Dataset listings of figures

════════════════════

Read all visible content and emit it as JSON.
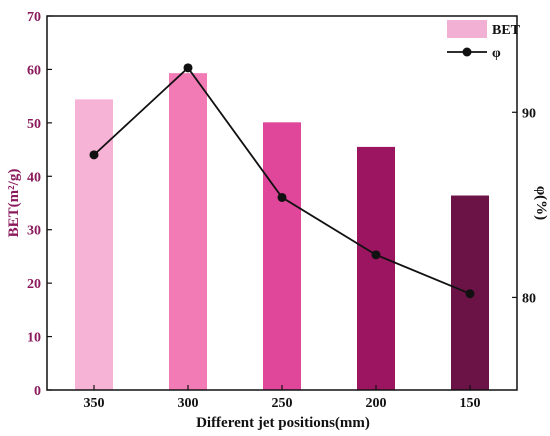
{
  "chart_data": {
    "type": "bar",
    "xlabel": "Different jet positions(mm)",
    "ylabel_left": "BET(m²/g)",
    "ylabel_right": "φ(%)",
    "categories": [
      "350",
      "300",
      "250",
      "200",
      "150"
    ],
    "left_axis": {
      "ylim": [
        0,
        70
      ],
      "ticks": [
        0,
        10,
        20,
        30,
        40,
        50,
        60,
        70
      ]
    },
    "right_axis": {
      "ylim": [
        75,
        95.2
      ],
      "ticks": [
        "80",
        "90"
      ],
      "tick_values": [
        80,
        90
      ]
    },
    "series": [
      {
        "name": "BET",
        "kind": "bar",
        "axis": "left",
        "values": [
          54.4,
          59.3,
          50.1,
          45.5,
          36.4
        ],
        "colors": [
          "#f7b3d6",
          "#f27bb6",
          "#e0479a",
          "#9b1560",
          "#6b1246"
        ]
      },
      {
        "name": "φ",
        "kind": "line",
        "axis": "right",
        "values": [
          87.7,
          92.4,
          85.4,
          82.3,
          80.2
        ],
        "color": "#111111"
      }
    ],
    "legend_position": "top-right",
    "grid": false
  }
}
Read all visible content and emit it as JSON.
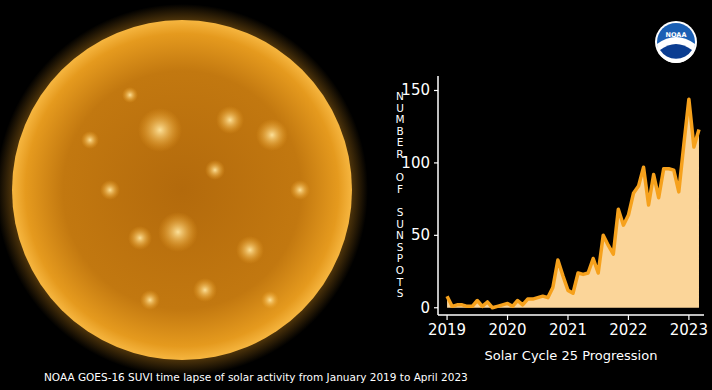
{
  "chart_data": {
    "type": "area",
    "x": [
      2019,
      2019.083,
      2019.167,
      2019.25,
      2019.333,
      2019.417,
      2019.5,
      2019.583,
      2019.667,
      2019.75,
      2019.833,
      2019.917,
      2020,
      2020.083,
      2020.167,
      2020.25,
      2020.333,
      2020.417,
      2020.5,
      2020.583,
      2020.667,
      2020.75,
      2020.833,
      2020.917,
      2021,
      2021.083,
      2021.167,
      2021.25,
      2021.333,
      2021.417,
      2021.5,
      2021.583,
      2021.667,
      2021.75,
      2021.833,
      2021.917,
      2022,
      2022.083,
      2022.167,
      2022.25,
      2022.333,
      2022.417,
      2022.5,
      2022.583,
      2022.667,
      2022.75,
      2022.833,
      2022.917,
      2023,
      2023.083,
      2023.167
    ],
    "values": [
      8,
      1,
      2,
      2,
      1,
      1,
      5,
      1,
      4,
      0,
      1,
      2,
      3,
      1,
      5,
      2,
      6,
      6,
      7,
      8,
      7,
      14,
      33,
      22,
      12,
      10,
      24,
      23,
      24,
      34,
      24,
      50,
      43,
      37,
      68,
      57,
      64,
      79,
      84,
      97,
      71,
      92,
      76,
      96,
      96,
      95,
      80,
      113,
      144,
      111,
      123
    ],
    "color": "#f6a11c",
    "xlim": [
      2018.85,
      2023.25
    ],
    "xticks": [
      2019,
      2020,
      2021,
      2022,
      2023
    ],
    "ylim": [
      -5,
      160
    ],
    "yticks": [
      0,
      50,
      100,
      150
    ],
    "grid": false,
    "x_label": "Solar Cycle 25 Progression",
    "y_label": "NUMBER OF SUNSPOTS",
    "caption": "NOAA GOES-16 SUVI time lapse of solar activity from January 2019 to April 2023",
    "logo_text": "NOAA"
  }
}
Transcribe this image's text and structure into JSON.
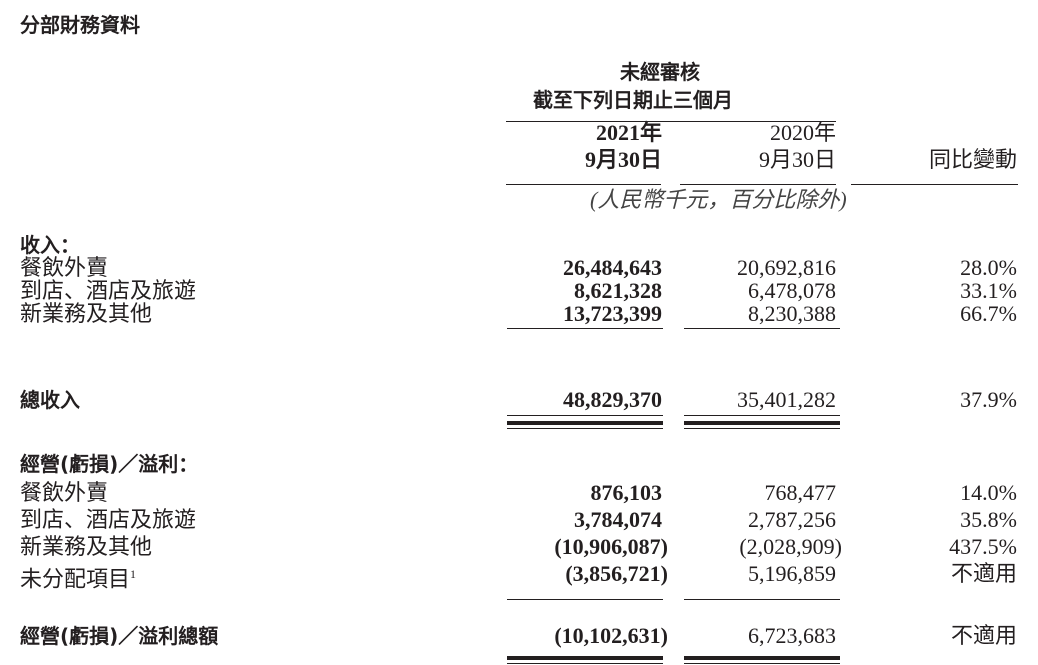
{
  "title": "分部財務資料",
  "header": {
    "audit": "未經審核",
    "period": "截至下列日期止三個月",
    "col1_year": "2021年",
    "col1_date": "9月30日",
    "col2_year": "2020年",
    "col2_date": "9月30日",
    "col3": "同比變動",
    "unit": "(人民幣千元，百分比除外)"
  },
  "revenue": {
    "label": "收入：",
    "rows": [
      {
        "name": "餐飲外賣",
        "v2021": "26,484,643",
        "v2020": "20,692,816",
        "change": "28.0%"
      },
      {
        "name": "到店、酒店及旅遊",
        "v2021": "8,621,328",
        "v2020": "6,478,078",
        "change": "33.1%"
      },
      {
        "name": "新業務及其他",
        "v2021": "13,723,399",
        "v2020": "8,230,388",
        "change": "66.7%"
      }
    ],
    "total": {
      "name": "總收入",
      "v2021": "48,829,370",
      "v2020": "35,401,282",
      "change": "37.9%"
    }
  },
  "operating": {
    "label": "經營(虧損)／溢利：",
    "rows": [
      {
        "name": "餐飲外賣",
        "v2021": "876,103",
        "v2020": "768,477",
        "change": "14.0%"
      },
      {
        "name": "到店、酒店及旅遊",
        "v2021": "3,784,074",
        "v2020": "2,787,256",
        "change": "35.8%"
      },
      {
        "name": "新業務及其他",
        "v2021": "(10,906,087)",
        "v2020": "(2,028,909)",
        "change": "437.5%"
      },
      {
        "name": "未分配項目",
        "footnote": "1",
        "v2021": "(3,856,721)",
        "v2020": "5,196,859",
        "change": "不適用"
      }
    ],
    "total": {
      "name": "經營(虧損)／溢利總額",
      "v2021": "(10,102,631)",
      "v2020": "6,723,683",
      "change": "不適用"
    }
  }
}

════════════════════

Prompt:
Reproduce each line exactly, please, except for any pictures.

Task response:
Read all visible content and emit it as JSON.
{
  "chart_data": {
    "type": "bar",
    "xlabel": "Different jet positions(mm)",
    "ylabel_left": "BET(m²/g)",
    "ylabel_right": "φ(%)",
    "categories": [
      "350",
      "300",
      "250",
      "200",
      "150"
    ],
    "left_axis": {
      "ylim": [
        0,
        70
      ],
      "ticks": [
        0,
        10,
        20,
        30,
        40,
        50,
        60,
        70
      ]
    },
    "right_axis": {
      "ylim": [
        75,
        95.2
      ],
      "ticks": [
        "80",
        "90"
      ],
      "tick_values": [
        80,
        90
      ]
    },
    "series": [
      {
        "name": "BET",
        "kind": "bar",
        "axis": "left",
        "values": [
          54.4,
          59.3,
          50.1,
          45.5,
          36.4
        ],
        "colors": [
          "#f7b3d6",
          "#f27bb6",
          "#e0479a",
          "#9b1560",
          "#6b1246"
        ]
      },
      {
        "name": "φ",
        "kind": "line",
        "axis": "right",
        "values": [
          87.7,
          92.4,
          85.4,
          82.3,
          80.2
        ],
        "color": "#111111"
      }
    ],
    "legend_position": "top-right",
    "grid": false
  }
}
Read all visible content and emit it as JSON.
{
  "chart_data": {
    "type": "area",
    "x": [
      2019,
      2019.083,
      2019.167,
      2019.25,
      2019.333,
      2019.417,
      2019.5,
      2019.583,
      2019.667,
      2019.75,
      2019.833,
      2019.917,
      2020,
      2020.083,
      2020.167,
      2020.25,
      2020.333,
      2020.417,
      2020.5,
      2020.583,
      2020.667,
      2020.75,
      2020.833,
      2020.917,
      2021,
      2021.083,
      2021.167,
      2021.25,
      2021.333,
      2021.417,
      2021.5,
      2021.583,
      2021.667,
      2021.75,
      2021.833,
      2021.917,
      2022,
      2022.083,
      2022.167,
      2022.25,
      2022.333,
      2022.417,
      2022.5,
      2022.583,
      2022.667,
      2022.75,
      2022.833,
      2022.917,
      2023,
      2023.083,
      2023.167
    ],
    "values": [
      8,
      1,
      2,
      2,
      1,
      1,
      5,
      1,
      4,
      0,
      1,
      2,
      3,
      1,
      5,
      2,
      6,
      6,
      7,
      8,
      7,
      14,
      33,
      22,
      12,
      10,
      24,
      23,
      24,
      34,
      24,
      50,
      43,
      37,
      68,
      57,
      64,
      79,
      84,
      97,
      71,
      92,
      76,
      96,
      96,
      95,
      80,
      113,
      144,
      111,
      123
    ],
    "color": "#f6a11c",
    "xlim": [
      2018.85,
      2023.25
    ],
    "xticks": [
      2019,
      2020,
      2021,
      2022,
      2023
    ],
    "ylim": [
      -5,
      160
    ],
    "yticks": [
      0,
      50,
      100,
      150
    ],
    "grid": false,
    "x_label": "Solar Cycle 25 Progression",
    "y_label": "NUMBER OF SUNSPOTS",
    "caption": "NOAA GOES-16 SUVI time lapse of solar activity from January 2019 to April 2023",
    "logo_text": "NOAA"
  }
}
Transcribe this image's text and structure into JSON.
{
  "title": "分部財務資料",
  "header": {
    "audit": "未經審核",
    "period": "截至下列日期止三個月",
    "col1_year": "2021年",
    "col1_date": "9月30日",
    "col2_year": "2020年",
    "col2_date": "9月30日",
    "col3": "同比變動",
    "unit": "(人民幣千元，百分比除外)"
  },
  "revenue": {
    "label": "收入：",
    "rows": [
      {
        "name": "餐飲外賣",
        "v2021": "26,484,643",
        "v2020": "20,692,816",
        "change": "28.0%"
      },
      {
        "name": "到店、酒店及旅遊",
        "v2021": "8,621,328",
        "v2020": "6,478,078",
        "change": "33.1%"
      },
      {
        "name": "新業務及其他",
        "v2021": "13,723,399",
        "v2020": "8,230,388",
        "change": "66.7%"
      }
    ],
    "total": {
      "name": "總收入",
      "v2021": "48,829,370",
      "v2020": "35,401,282",
      "change": "37.9%"
    }
  },
  "operating": {
    "label": "經營(虧損)／溢利：",
    "rows": [
      {
        "name": "餐飲外賣",
        "v2021": "876,103",
        "v2020": "768,477",
        "change": "14.0%"
      },
      {
        "name": "到店、酒店及旅遊",
        "v2021": "3,784,074",
        "v2020": "2,787,256",
        "change": "35.8%"
      },
      {
        "name": "新業務及其他",
        "v2021": "(10,906,087)",
        "v2020": "(2,028,909)",
        "change": "437.5%"
      },
      {
        "name": "未分配項目",
        "footnote": "1",
        "v2021": "(3,856,721)",
        "v2020": "5,196,859",
        "change": "不適用"
      }
    ],
    "total": {
      "name": "經營(虧損)／溢利總額",
      "v2021": "(10,102,631)",
      "v2020": "6,723,683",
      "change": "不適用"
    }
  }
}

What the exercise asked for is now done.